Count the lines of the data that contain the string "sort" and give only that number.
========
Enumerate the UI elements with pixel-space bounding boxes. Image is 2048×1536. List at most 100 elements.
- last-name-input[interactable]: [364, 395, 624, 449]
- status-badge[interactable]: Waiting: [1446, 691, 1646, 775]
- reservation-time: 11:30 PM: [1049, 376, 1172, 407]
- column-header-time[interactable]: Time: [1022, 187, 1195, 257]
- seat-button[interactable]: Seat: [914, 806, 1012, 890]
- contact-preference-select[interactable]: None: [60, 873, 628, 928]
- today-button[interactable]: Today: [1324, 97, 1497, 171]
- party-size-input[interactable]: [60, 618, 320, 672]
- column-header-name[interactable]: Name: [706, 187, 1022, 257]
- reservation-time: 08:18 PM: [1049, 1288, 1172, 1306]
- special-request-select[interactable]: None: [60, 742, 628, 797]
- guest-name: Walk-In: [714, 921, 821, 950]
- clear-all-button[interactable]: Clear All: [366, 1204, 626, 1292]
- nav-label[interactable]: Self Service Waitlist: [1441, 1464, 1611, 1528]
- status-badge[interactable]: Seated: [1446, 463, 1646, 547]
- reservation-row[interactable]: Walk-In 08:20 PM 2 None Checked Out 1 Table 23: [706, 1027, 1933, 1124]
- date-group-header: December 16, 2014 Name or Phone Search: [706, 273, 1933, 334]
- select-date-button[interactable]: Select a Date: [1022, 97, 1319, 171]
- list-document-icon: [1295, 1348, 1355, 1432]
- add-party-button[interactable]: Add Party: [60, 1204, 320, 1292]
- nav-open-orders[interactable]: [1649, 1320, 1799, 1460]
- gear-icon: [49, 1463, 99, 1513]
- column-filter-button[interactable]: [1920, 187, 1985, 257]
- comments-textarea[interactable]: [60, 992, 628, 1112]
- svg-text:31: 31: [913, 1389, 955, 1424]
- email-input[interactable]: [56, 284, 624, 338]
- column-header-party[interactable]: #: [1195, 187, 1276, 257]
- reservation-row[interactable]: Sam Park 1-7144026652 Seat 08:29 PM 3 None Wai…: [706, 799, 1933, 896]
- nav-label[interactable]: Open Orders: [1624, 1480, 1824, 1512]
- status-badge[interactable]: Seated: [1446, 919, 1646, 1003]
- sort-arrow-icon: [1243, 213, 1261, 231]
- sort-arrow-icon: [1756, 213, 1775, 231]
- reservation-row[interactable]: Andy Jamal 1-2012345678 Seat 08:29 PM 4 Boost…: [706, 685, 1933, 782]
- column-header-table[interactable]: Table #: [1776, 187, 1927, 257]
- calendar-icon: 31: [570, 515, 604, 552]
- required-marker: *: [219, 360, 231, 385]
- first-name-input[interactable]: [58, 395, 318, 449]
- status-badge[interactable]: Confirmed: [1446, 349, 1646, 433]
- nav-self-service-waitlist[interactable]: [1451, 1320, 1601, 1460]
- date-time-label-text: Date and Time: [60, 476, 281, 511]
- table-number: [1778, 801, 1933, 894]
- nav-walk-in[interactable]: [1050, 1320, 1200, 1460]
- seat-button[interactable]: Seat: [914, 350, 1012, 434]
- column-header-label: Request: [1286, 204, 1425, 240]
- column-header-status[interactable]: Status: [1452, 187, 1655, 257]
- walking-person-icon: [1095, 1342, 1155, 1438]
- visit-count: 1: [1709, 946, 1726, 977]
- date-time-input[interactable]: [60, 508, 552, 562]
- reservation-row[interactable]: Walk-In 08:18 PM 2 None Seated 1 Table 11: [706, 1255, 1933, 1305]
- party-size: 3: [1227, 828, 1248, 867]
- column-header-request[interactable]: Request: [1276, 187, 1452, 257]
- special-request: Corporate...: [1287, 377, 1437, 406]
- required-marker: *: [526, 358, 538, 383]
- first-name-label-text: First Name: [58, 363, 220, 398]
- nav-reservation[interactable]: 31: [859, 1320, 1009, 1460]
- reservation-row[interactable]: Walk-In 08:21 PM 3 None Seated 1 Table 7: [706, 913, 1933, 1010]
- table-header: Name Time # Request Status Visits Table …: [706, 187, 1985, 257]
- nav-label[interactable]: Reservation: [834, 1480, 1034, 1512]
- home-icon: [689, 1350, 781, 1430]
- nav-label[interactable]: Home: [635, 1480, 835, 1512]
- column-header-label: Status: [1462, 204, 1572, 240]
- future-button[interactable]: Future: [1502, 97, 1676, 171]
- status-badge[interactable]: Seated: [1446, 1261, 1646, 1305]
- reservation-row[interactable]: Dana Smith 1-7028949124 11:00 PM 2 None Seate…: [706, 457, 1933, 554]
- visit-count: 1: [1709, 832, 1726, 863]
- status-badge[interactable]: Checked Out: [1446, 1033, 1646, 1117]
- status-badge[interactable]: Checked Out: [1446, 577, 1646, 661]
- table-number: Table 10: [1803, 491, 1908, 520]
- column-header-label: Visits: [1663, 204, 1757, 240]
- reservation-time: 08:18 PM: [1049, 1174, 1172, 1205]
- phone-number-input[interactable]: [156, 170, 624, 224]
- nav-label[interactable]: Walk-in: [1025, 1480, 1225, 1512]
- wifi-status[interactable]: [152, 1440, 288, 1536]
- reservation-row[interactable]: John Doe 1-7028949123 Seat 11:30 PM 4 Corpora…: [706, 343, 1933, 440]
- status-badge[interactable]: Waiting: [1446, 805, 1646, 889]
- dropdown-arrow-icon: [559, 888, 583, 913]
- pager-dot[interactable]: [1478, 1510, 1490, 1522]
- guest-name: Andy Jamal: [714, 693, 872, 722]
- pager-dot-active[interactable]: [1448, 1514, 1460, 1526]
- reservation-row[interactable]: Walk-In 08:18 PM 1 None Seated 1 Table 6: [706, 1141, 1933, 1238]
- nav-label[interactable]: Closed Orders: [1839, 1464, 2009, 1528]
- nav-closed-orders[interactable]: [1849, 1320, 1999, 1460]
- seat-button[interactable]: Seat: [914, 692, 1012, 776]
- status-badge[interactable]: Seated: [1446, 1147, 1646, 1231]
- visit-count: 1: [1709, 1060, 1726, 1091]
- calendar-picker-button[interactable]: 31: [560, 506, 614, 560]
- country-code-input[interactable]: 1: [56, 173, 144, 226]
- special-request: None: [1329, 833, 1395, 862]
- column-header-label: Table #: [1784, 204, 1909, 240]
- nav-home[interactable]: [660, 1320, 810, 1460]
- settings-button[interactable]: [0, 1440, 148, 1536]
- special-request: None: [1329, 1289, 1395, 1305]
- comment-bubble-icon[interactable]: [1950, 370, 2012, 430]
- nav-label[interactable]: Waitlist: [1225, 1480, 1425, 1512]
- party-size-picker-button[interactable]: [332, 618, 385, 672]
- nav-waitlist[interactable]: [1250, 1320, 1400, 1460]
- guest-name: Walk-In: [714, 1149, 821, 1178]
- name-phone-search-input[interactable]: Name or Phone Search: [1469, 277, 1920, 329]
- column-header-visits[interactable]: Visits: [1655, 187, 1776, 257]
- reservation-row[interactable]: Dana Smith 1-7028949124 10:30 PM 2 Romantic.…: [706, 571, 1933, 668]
========
> [Answer in full]:
2